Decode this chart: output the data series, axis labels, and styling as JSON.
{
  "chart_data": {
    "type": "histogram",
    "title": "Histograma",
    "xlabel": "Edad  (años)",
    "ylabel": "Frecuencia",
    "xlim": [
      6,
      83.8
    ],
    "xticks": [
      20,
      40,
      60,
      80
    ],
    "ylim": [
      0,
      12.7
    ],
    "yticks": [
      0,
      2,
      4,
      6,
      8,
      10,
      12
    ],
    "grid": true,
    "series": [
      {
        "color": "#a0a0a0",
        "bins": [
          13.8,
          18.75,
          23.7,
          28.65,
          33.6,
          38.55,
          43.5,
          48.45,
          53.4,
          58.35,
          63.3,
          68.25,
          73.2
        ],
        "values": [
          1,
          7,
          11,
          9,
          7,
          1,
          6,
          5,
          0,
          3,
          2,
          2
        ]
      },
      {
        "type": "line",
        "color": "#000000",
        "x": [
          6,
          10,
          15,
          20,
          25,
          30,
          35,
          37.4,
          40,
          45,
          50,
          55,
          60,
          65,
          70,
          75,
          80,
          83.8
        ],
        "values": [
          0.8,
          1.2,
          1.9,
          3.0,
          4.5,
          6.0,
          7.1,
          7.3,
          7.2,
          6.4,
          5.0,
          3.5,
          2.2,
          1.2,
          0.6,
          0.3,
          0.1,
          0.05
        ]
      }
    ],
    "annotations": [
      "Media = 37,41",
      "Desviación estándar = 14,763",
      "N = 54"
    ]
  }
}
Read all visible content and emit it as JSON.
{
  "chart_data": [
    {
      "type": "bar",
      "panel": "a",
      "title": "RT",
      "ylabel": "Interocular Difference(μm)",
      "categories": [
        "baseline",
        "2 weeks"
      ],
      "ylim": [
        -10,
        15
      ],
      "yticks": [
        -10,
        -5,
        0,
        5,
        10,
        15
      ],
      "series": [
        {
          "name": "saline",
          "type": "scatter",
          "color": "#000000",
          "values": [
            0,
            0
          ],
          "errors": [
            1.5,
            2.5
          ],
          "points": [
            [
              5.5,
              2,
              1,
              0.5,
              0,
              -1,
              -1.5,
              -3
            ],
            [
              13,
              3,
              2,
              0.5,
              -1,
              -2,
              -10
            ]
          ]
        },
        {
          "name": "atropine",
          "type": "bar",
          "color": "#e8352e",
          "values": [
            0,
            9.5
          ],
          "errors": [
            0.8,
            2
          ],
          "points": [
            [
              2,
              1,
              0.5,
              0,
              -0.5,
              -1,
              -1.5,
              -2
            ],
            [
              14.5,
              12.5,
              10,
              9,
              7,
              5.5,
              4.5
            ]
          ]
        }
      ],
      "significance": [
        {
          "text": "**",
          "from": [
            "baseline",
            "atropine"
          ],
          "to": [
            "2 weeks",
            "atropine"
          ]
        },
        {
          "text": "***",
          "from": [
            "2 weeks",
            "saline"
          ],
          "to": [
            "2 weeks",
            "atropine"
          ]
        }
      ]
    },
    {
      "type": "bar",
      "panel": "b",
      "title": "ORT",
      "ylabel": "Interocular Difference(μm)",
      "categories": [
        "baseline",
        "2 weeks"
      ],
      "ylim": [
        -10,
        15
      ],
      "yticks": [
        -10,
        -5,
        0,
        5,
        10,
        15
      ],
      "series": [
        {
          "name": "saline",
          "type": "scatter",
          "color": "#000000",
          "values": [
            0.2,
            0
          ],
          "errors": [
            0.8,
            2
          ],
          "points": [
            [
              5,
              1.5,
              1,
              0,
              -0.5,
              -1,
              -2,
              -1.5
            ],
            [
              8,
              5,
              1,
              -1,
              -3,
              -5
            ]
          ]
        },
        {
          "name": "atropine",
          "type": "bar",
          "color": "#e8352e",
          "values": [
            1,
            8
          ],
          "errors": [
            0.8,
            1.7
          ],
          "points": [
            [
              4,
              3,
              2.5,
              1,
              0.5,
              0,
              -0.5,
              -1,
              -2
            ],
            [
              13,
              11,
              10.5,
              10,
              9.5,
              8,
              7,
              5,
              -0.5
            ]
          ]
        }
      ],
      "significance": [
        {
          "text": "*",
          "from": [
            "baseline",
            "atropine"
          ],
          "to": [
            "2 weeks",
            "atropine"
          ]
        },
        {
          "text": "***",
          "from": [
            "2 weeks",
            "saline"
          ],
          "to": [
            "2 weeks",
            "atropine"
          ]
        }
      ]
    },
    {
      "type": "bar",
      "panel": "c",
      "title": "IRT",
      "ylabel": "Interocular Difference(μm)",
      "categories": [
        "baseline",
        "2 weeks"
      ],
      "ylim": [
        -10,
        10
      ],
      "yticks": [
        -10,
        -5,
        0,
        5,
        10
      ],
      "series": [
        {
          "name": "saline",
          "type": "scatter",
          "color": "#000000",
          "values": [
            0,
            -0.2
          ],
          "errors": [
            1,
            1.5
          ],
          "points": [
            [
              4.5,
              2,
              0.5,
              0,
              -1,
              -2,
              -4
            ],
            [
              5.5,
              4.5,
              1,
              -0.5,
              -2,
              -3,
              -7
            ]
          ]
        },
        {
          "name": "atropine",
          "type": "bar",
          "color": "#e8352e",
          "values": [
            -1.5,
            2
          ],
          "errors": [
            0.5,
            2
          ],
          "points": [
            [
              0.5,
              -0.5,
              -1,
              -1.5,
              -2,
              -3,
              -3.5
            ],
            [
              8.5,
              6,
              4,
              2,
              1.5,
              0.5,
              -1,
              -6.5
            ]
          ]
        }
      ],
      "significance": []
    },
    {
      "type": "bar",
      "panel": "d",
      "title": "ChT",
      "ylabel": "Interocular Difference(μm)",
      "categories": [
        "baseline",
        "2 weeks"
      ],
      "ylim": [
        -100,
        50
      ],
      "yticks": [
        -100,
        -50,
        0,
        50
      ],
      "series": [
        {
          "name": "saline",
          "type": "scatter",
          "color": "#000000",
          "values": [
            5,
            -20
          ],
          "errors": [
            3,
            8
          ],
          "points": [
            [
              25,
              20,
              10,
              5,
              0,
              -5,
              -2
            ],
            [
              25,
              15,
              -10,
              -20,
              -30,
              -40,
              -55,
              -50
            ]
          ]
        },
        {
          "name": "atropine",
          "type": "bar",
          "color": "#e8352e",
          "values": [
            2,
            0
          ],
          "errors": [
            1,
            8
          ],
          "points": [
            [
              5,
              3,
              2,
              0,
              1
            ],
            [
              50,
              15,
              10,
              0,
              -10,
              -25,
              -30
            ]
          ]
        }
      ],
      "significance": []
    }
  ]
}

★ ★ ★

### What to do
The records above should be repeated in full, exactly as given.

### Correct result
Decode this chart: output the data series, axis labels, and styling as JSON.
{
  "chart_data": {
    "type": "histogram",
    "title": "Histograma",
    "xlabel": "Edad  (años)",
    "ylabel": "Frecuencia",
    "xlim": [
      6,
      83.8
    ],
    "xticks": [
      20,
      40,
      60,
      80
    ],
    "ylim": [
      0,
      12.7
    ],
    "yticks": [
      0,
      2,
      4,
      6,
      8,
      10,
      12
    ],
    "grid": true,
    "series": [
      {
        "color": "#a0a0a0",
        "bins": [
          13.8,
          18.75,
          23.7,
          28.65,
          33.6,
          38.55,
          43.5,
          48.45,
          53.4,
          58.35,
          63.3,
          68.25,
          73.2
        ],
        "values": [
          1,
          7,
          11,
          9,
          7,
          1,
          6,
          5,
          0,
          3,
          2,
          2
        ]
      },
      {
        "type": "line",
        "color": "#000000",
        "x": [
          6,
          10,
          15,
          20,
          25,
          30,
          35,
          37.4,
          40,
          45,
          50,
          55,
          60,
          65,
          70,
          75,
          80,
          83.8
        ],
        "values": [
          0.8,
          1.2,
          1.9,
          3.0,
          4.5,
          6.0,
          7.1,
          7.3,
          7.2,
          6.4,
          5.0,
          3.5,
          2.2,
          1.2,
          0.6,
          0.3,
          0.1,
          0.05
        ]
      }
    ],
    "annotations": [
      "Media = 37,41",
      "Desviación estándar = 14,763",
      "N = 54"
    ]
  }
}
Read all visible content and emit it as JSON.
{
  "chart_data": [
    {
      "type": "bar",
      "panel": "a",
      "title": "RT",
      "ylabel": "Interocular Difference(μm)",
      "categories": [
        "baseline",
        "2 weeks"
      ],
      "ylim": [
        -10,
        15
      ],
      "yticks": [
        -10,
        -5,
        0,
        5,
        10,
        15
      ],
      "series": [
        {
          "name": "saline",
          "type": "scatter",
          "color": "#000000",
          "values": [
            0,
            0
          ],
          "errors": [
            1.5,
            2.5
          ],
          "points": [
            [
              5.5,
              2,
              1,
              0.5,
              0,
              -1,
              -1.5,
              -3
            ],
            [
              13,
              3,
              2,
              0.5,
              -1,
              -2,
              -10
            ]
          ]
        },
        {
          "name": "atropine",
          "type": "bar",
          "color": "#e8352e",
          "values": [
            0,
            9.5
          ],
          "errors": [
            0.8,
            2
          ],
          "points": [
            [
              2,
              1,
              0.5,
              0,
              -0.5,
              -1,
              -1.5,
              -2
            ],
            [
              14.5,
              12.5,
              10,
              9,
              7,
              5.5,
              4.5
            ]
          ]
        }
      ],
      "significance": [
        {
          "text": "**",
          "from": [
            "baseline",
            "atropine"
          ],
          "to": [
            "2 weeks",
            "atropine"
          ]
        },
        {
          "text": "***",
          "from": [
            "2 weeks",
            "saline"
          ],
          "to": [
            "2 weeks",
            "atropine"
          ]
        }
      ]
    },
    {
      "type": "bar",
      "panel": "b",
      "title": "ORT",
      "ylabel": "Interocular Difference(μm)",
      "categories": [
        "baseline",
        "2 weeks"
      ],
      "ylim": [
        -10,
        15
      ],
      "yticks": [
        -10,
        -5,
        0,
        5,
        10,
        15
      ],
      "series": [
        {
          "name": "saline",
          "type": "scatter",
          "color": "#000000",
          "values": [
            0.2,
            0
          ],
          "errors": [
            0.8,
            2
          ],
          "points": [
            [
              5,
              1.5,
              1,
              0,
              -0.5,
              -1,
              -2,
              -1.5
            ],
            [
              8,
              5,
              1,
              -1,
              -3,
              -5
            ]
          ]
        },
        {
          "name": "atropine",
          "type": "bar",
          "color": "#e8352e",
          "values": [
            1,
            8
          ],
          "errors": [
            0.8,
            1.7
          ],
          "points": [
            [
              4,
              3,
              2.5,
              1,
              0.5,
              0,
              -0.5,
              -1,
              -2
            ],
            [
              13,
              11,
              10.5,
              10,
              9.5,
              8,
              7,
              5,
              -0.5
            ]
          ]
        }
      ],
      "significance": [
        {
          "text": "*",
          "from": [
            "baseline",
            "atropine"
          ],
          "to": [
            "2 weeks",
            "atropine"
          ]
        },
        {
          "text": "***",
          "from": [
            "2 weeks",
            "saline"
          ],
          "to": [
            "2 weeks",
            "atropine"
          ]
        }
      ]
    },
    {
      "type": "bar",
      "panel": "c",
      "title": "IRT",
      "ylabel": "Interocular Difference(μm)",
      "categories": [
        "baseline",
        "2 weeks"
      ],
      "ylim": [
        -10,
        10
      ],
      "yticks": [
        -10,
        -5,
        0,
        5,
        10
      ],
      "series": [
        {
          "name": "saline",
          "type": "scatter",
          "color": "#000000",
          "values": [
            0,
            -0.2
          ],
          "errors": [
            1,
            1.5
          ],
          "points": [
            [
              4.5,
              2,
              0.5,
              0,
              -1,
              -2,
              -4
            ],
            [
              5.5,
              4.5,
              1,
              -0.5,
              -2,
              -3,
              -7
            ]
          ]
        },
        {
          "name": "atropine",
          "type": "bar",
          "color": "#e8352e",
          "values": [
            -1.5,
            2
          ],
          "errors": [
            0.5,
            2
          ],
          "points": [
            [
              0.5,
              -0.5,
              -1,
              -1.5,
              -2,
              -3,
              -3.5
            ],
            [
              8.5,
              6,
              4,
              2,
              1.5,
              0.5,
              -1,
              -6.5
            ]
          ]
        }
      ],
      "significance": []
    },
    {
      "type": "bar",
      "panel": "d",
      "title": "ChT",
      "ylabel": "Interocular Difference(μm)",
      "categories": [
        "baseline",
        "2 weeks"
      ],
      "ylim": [
        -100,
        50
      ],
      "yticks": [
        -100,
        -50,
        0,
        50
      ],
      "series": [
        {
          "name": "saline",
          "type": "scatter",
          "color": "#000000",
          "values": [
            5,
            -20
          ],
          "errors": [
            3,
            8
          ],
          "points": [
            [
              25,
              20,
              10,
              5,
              0,
              -5,
              -2
            ],
            [
              25,
              15,
              -10,
              -20,
              -30,
              -40,
              -55,
              -50
            ]
          ]
        },
        {
          "name": "atropine",
          "type": "bar",
          "color": "#e8352e",
          "values": [
            2,
            0
          ],
          "errors": [
            1,
            8
          ],
          "points": [
            [
              5,
              3,
              2,
              0,
              1
            ],
            [
              50,
              15,
              10,
              0,
              -10,
              -25,
              -30
            ]
          ]
        }
      ],
      "significance": []
    }
  ]
}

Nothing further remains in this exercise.